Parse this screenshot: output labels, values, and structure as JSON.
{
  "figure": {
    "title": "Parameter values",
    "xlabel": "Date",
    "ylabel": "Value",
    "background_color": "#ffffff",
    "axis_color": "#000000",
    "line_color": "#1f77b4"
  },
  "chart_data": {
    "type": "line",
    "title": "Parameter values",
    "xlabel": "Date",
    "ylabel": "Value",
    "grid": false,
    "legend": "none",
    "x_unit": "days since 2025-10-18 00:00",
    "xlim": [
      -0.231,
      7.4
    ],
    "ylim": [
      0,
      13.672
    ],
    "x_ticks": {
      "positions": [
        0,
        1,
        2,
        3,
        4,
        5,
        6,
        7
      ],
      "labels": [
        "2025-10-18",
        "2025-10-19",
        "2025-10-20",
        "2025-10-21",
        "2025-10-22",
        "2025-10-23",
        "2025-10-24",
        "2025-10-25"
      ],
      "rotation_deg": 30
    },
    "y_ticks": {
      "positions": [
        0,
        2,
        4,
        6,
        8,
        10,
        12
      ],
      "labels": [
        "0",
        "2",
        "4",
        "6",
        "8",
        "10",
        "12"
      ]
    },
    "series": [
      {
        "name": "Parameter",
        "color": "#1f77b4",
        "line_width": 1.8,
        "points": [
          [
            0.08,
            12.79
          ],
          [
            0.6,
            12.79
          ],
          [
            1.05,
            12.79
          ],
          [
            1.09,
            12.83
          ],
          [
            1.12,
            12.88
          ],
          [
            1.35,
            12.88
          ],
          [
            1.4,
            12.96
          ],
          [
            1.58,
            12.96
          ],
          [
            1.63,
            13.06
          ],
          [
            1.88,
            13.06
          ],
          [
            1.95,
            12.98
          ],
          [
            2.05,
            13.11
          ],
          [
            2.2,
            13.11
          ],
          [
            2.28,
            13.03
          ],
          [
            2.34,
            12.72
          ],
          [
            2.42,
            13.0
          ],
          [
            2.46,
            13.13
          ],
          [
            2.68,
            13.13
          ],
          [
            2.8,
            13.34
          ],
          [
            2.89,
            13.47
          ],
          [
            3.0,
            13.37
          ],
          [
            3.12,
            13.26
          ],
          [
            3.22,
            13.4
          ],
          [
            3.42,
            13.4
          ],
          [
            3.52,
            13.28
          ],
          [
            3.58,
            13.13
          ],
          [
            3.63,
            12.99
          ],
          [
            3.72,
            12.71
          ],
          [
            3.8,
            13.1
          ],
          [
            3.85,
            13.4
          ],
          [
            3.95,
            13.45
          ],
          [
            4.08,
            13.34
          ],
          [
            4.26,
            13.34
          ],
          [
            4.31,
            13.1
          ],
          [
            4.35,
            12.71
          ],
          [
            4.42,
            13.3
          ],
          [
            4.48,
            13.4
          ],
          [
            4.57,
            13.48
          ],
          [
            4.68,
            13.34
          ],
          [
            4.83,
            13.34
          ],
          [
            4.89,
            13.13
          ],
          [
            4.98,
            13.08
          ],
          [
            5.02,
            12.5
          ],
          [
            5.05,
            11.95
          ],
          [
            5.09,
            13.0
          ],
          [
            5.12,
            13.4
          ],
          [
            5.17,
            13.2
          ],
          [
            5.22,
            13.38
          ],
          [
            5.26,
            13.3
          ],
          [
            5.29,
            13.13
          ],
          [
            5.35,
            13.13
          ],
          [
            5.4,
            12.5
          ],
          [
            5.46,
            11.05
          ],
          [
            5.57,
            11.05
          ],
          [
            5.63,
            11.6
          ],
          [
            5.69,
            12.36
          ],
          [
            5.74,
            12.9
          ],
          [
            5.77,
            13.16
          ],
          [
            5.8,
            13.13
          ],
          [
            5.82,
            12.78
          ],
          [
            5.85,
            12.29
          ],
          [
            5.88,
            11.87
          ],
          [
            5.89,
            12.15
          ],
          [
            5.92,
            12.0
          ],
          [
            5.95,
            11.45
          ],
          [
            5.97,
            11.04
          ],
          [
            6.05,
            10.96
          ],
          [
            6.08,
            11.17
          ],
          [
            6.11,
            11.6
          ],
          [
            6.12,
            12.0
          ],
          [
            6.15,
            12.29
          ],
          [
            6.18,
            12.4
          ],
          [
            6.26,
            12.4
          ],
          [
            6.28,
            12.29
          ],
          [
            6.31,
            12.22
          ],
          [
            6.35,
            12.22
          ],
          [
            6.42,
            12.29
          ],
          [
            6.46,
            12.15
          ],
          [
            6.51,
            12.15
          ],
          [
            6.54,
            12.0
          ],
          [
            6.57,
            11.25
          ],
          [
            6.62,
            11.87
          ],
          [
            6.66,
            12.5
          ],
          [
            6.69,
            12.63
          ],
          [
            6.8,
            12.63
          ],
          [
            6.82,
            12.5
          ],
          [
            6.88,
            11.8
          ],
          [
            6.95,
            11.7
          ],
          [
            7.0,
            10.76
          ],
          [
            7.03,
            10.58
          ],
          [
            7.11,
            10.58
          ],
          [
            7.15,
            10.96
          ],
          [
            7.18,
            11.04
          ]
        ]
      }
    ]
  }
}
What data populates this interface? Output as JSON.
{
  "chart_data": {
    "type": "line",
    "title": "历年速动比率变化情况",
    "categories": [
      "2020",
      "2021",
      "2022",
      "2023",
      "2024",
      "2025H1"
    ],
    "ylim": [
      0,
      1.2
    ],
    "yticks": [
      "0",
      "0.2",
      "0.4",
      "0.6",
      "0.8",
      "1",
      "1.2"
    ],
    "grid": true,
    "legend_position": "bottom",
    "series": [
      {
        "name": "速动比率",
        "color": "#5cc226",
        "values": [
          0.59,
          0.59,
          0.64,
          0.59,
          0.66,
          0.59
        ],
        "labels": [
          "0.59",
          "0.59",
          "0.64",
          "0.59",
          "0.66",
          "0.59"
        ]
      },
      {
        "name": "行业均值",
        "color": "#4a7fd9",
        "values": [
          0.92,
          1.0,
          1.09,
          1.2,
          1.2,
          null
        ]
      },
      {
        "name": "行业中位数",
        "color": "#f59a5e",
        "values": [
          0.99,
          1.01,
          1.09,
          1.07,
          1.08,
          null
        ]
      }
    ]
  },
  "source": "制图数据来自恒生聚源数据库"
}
***
__EXERCISE DETAILS__
Quote the data above in full, changing nothing.

__ANSWER FOR THE TASK__
Parse this screenshot: output labels, values, and structure as JSON.
{
  "figure": {
    "title": "Parameter values",
    "xlabel": "Date",
    "ylabel": "Value",
    "background_color": "#ffffff",
    "axis_color": "#000000",
    "line_color": "#1f77b4"
  },
  "chart_data": {
    "type": "line",
    "title": "Parameter values",
    "xlabel": "Date",
    "ylabel": "Value",
    "grid": false,
    "legend": "none",
    "x_unit": "days since 2025-10-18 00:00",
    "xlim": [
      -0.231,
      7.4
    ],
    "ylim": [
      0,
      13.672
    ],
    "x_ticks": {
      "positions": [
        0,
        1,
        2,
        3,
        4,
        5,
        6,
        7
      ],
      "labels": [
        "2025-10-18",
        "2025-10-19",
        "2025-10-20",
        "2025-10-21",
        "2025-10-22",
        "2025-10-23",
        "2025-10-24",
        "2025-10-25"
      ],
      "rotation_deg": 30
    },
    "y_ticks": {
      "positions": [
        0,
        2,
        4,
        6,
        8,
        10,
        12
      ],
      "labels": [
        "0",
        "2",
        "4",
        "6",
        "8",
        "10",
        "12"
      ]
    },
    "series": [
      {
        "name": "Parameter",
        "color": "#1f77b4",
        "line_width": 1.8,
        "points": [
          [
            0.08,
            12.79
          ],
          [
            0.6,
            12.79
          ],
          [
            1.05,
            12.79
          ],
          [
            1.09,
            12.83
          ],
          [
            1.12,
            12.88
          ],
          [
            1.35,
            12.88
          ],
          [
            1.4,
            12.96
          ],
          [
            1.58,
            12.96
          ],
          [
            1.63,
            13.06
          ],
          [
            1.88,
            13.06
          ],
          [
            1.95,
            12.98
          ],
          [
            2.05,
            13.11
          ],
          [
            2.2,
            13.11
          ],
          [
            2.28,
            13.03
          ],
          [
            2.34,
            12.72
          ],
          [
            2.42,
            13.0
          ],
          [
            2.46,
            13.13
          ],
          [
            2.68,
            13.13
          ],
          [
            2.8,
            13.34
          ],
          [
            2.89,
            13.47
          ],
          [
            3.0,
            13.37
          ],
          [
            3.12,
            13.26
          ],
          [
            3.22,
            13.4
          ],
          [
            3.42,
            13.4
          ],
          [
            3.52,
            13.28
          ],
          [
            3.58,
            13.13
          ],
          [
            3.63,
            12.99
          ],
          [
            3.72,
            12.71
          ],
          [
            3.8,
            13.1
          ],
          [
            3.85,
            13.4
          ],
          [
            3.95,
            13.45
          ],
          [
            4.08,
            13.34
          ],
          [
            4.26,
            13.34
          ],
          [
            4.31,
            13.1
          ],
          [
            4.35,
            12.71
          ],
          [
            4.42,
            13.3
          ],
          [
            4.48,
            13.4
          ],
          [
            4.57,
            13.48
          ],
          [
            4.68,
            13.34
          ],
          [
            4.83,
            13.34
          ],
          [
            4.89,
            13.13
          ],
          [
            4.98,
            13.08
          ],
          [
            5.02,
            12.5
          ],
          [
            5.05,
            11.95
          ],
          [
            5.09,
            13.0
          ],
          [
            5.12,
            13.4
          ],
          [
            5.17,
            13.2
          ],
          [
            5.22,
            13.38
          ],
          [
            5.26,
            13.3
          ],
          [
            5.29,
            13.13
          ],
          [
            5.35,
            13.13
          ],
          [
            5.4,
            12.5
          ],
          [
            5.46,
            11.05
          ],
          [
            5.57,
            11.05
          ],
          [
            5.63,
            11.6
          ],
          [
            5.69,
            12.36
          ],
          [
            5.74,
            12.9
          ],
          [
            5.77,
            13.16
          ],
          [
            5.8,
            13.13
          ],
          [
            5.82,
            12.78
          ],
          [
            5.85,
            12.29
          ],
          [
            5.88,
            11.87
          ],
          [
            5.89,
            12.15
          ],
          [
            5.92,
            12.0
          ],
          [
            5.95,
            11.45
          ],
          [
            5.97,
            11.04
          ],
          [
            6.05,
            10.96
          ],
          [
            6.08,
            11.17
          ],
          [
            6.11,
            11.6
          ],
          [
            6.12,
            12.0
          ],
          [
            6.15,
            12.29
          ],
          [
            6.18,
            12.4
          ],
          [
            6.26,
            12.4
          ],
          [
            6.28,
            12.29
          ],
          [
            6.31,
            12.22
          ],
          [
            6.35,
            12.22
          ],
          [
            6.42,
            12.29
          ],
          [
            6.46,
            12.15
          ],
          [
            6.51,
            12.15
          ],
          [
            6.54,
            12.0
          ],
          [
            6.57,
            11.25
          ],
          [
            6.62,
            11.87
          ],
          [
            6.66,
            12.5
          ],
          [
            6.69,
            12.63
          ],
          [
            6.8,
            12.63
          ],
          [
            6.82,
            12.5
          ],
          [
            6.88,
            11.8
          ],
          [
            6.95,
            11.7
          ],
          [
            7.0,
            10.76
          ],
          [
            7.03,
            10.58
          ],
          [
            7.11,
            10.58
          ],
          [
            7.15,
            10.96
          ],
          [
            7.18,
            11.04
          ]
        ]
      }
    ]
  }
}
What data populates this interface? Output as JSON.
{
  "chart_data": {
    "type": "line",
    "title": "历年速动比率变化情况",
    "categories": [
      "2020",
      "2021",
      "2022",
      "2023",
      "2024",
      "2025H1"
    ],
    "ylim": [
      0,
      1.2
    ],
    "yticks": [
      "0",
      "0.2",
      "0.4",
      "0.6",
      "0.8",
      "1",
      "1.2"
    ],
    "grid": true,
    "legend_position": "bottom",
    "series": [
      {
        "name": "速动比率",
        "color": "#5cc226",
        "values": [
          0.59,
          0.59,
          0.64,
          0.59,
          0.66,
          0.59
        ],
        "labels": [
          "0.59",
          "0.59",
          "0.64",
          "0.59",
          "0.66",
          "0.59"
        ]
      },
      {
        "name": "行业均值",
        "color": "#4a7fd9",
        "values": [
          0.92,
          1.0,
          1.09,
          1.2,
          1.2,
          null
        ]
      },
      {
        "name": "行业中位数",
        "color": "#f59a5e",
        "values": [
          0.99,
          1.01,
          1.09,
          1.07,
          1.08,
          null
        ]
      }
    ]
  },
  "source": "制图数据来自恒生聚源数据库"
}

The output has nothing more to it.